■ PROVIDED ENTRIES ■
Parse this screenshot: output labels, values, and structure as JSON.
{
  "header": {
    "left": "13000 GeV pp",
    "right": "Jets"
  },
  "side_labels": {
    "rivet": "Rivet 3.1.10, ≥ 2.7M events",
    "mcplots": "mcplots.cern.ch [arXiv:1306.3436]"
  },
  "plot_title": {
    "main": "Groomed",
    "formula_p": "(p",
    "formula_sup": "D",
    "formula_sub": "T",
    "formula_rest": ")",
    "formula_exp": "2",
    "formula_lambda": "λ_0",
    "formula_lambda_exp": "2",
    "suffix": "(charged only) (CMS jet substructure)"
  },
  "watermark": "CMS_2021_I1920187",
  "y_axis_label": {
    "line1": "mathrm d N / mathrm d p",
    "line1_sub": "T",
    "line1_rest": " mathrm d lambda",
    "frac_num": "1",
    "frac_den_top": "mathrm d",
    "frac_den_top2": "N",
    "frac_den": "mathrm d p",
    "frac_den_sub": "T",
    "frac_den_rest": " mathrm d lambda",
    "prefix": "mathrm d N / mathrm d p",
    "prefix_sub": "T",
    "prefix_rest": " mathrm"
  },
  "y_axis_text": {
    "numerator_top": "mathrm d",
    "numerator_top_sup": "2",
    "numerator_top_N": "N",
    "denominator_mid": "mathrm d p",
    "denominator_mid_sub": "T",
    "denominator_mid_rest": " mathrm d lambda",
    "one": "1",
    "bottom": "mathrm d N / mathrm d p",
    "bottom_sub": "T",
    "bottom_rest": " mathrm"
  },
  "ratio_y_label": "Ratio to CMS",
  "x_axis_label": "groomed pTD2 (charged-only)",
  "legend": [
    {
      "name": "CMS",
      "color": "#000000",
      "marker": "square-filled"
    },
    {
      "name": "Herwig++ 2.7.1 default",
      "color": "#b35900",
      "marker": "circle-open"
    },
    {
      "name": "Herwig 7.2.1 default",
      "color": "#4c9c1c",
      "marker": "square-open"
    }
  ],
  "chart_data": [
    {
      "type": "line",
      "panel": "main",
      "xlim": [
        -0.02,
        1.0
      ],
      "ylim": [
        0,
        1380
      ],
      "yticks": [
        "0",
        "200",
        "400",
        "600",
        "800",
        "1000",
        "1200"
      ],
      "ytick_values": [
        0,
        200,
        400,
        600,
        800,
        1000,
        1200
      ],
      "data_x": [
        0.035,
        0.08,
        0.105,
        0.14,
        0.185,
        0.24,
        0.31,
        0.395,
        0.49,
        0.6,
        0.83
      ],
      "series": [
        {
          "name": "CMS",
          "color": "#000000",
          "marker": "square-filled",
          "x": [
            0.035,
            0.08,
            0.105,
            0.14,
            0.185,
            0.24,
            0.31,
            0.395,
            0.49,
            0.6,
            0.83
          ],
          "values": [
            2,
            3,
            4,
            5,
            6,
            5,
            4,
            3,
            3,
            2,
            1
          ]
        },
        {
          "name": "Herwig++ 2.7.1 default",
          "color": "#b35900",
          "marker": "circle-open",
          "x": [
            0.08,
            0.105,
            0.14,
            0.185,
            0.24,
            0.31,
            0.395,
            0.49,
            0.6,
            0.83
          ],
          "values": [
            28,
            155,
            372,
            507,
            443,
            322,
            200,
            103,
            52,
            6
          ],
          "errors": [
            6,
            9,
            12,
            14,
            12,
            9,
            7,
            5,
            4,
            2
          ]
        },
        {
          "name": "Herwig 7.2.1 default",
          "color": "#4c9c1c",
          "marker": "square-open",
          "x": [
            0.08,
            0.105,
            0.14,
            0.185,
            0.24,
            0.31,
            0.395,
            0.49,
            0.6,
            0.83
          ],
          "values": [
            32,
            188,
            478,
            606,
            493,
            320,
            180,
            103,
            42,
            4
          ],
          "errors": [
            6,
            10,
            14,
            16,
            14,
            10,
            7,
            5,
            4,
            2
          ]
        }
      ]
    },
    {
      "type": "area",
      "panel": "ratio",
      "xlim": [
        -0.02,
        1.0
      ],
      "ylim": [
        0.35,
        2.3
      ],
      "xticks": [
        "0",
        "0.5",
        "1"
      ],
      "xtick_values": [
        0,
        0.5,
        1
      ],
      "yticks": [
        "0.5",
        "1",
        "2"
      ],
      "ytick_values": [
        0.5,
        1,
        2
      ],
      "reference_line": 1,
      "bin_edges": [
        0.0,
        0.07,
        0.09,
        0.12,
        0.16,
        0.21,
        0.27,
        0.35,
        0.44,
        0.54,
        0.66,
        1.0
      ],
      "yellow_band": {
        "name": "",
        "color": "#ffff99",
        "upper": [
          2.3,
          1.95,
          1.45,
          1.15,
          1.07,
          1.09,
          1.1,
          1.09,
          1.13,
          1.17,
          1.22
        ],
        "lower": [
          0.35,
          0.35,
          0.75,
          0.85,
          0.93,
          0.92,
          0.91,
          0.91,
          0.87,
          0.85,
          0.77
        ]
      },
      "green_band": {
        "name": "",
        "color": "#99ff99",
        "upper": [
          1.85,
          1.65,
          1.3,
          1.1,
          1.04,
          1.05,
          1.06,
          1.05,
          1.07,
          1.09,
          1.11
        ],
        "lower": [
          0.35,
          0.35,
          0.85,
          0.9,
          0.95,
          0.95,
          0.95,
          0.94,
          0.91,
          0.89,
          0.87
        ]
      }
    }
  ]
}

■ TASK PROMPT ■
Find the word "mathrm" in the entries, and copy every line it shows up in.

■ RESULT OF THIS EXERCISE ■
    "line1": "mathrm d N / mathrm d p",
    "line1_rest": " mathrm d lambda",
    "frac_den_top": "mathrm d",
    "frac_den": "mathrm d p",
    "frac_den_rest": " mathrm d lambda",
    "prefix": "mathrm d N / mathrm d p",
    "prefix_rest": " mathrm"
    "numerator_top": "mathrm d",
    "denominator_mid": "mathrm d p",
    "denominator_mid_rest": " mathrm d lambda",
    "bottom": "mathrm d N / mathrm d p",
    "bottom_rest": " mathrm"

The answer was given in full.